▶ _REQUEST_:
Say only how many lines contain the word "document".

::::

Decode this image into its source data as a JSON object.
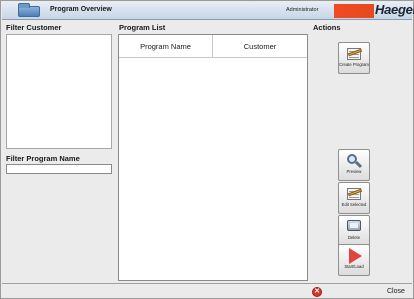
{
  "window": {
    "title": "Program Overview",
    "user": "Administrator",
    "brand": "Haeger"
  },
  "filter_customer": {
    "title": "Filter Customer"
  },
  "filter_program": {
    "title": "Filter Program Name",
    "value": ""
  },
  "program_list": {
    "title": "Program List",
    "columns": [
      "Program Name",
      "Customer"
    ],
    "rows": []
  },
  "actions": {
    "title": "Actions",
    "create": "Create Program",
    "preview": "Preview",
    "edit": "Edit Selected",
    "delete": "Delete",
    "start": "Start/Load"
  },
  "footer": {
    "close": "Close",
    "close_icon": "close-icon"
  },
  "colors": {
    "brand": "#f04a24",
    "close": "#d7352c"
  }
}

::::

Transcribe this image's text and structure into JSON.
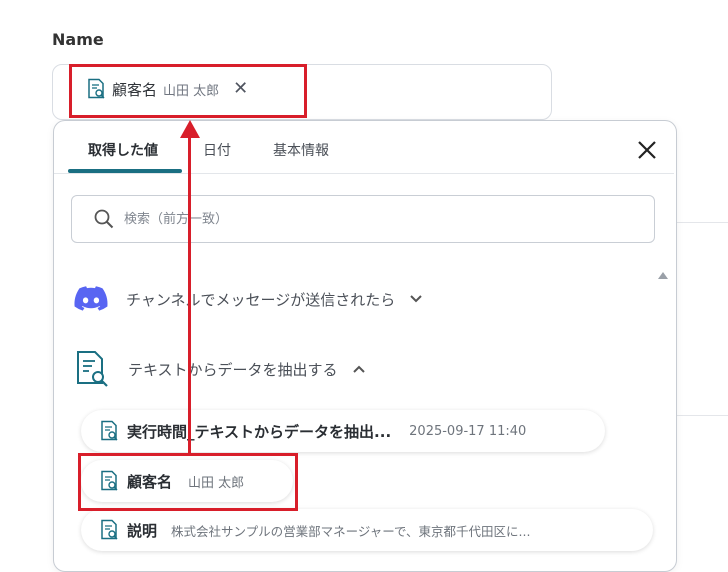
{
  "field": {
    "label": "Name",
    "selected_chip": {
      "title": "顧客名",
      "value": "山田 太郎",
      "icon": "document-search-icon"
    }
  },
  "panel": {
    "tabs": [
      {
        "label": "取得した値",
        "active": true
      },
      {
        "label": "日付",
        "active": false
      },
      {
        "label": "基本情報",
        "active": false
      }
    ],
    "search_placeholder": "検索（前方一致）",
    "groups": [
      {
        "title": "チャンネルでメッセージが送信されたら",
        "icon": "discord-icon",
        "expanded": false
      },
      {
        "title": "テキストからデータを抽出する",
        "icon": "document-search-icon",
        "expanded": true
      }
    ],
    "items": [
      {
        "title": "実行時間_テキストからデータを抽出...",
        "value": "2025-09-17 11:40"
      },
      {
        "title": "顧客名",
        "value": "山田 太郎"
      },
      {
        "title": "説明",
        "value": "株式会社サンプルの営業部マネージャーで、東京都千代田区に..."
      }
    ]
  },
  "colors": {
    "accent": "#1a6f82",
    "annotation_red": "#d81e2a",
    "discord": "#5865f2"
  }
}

::::

▶ _THE SOLUTION_:
2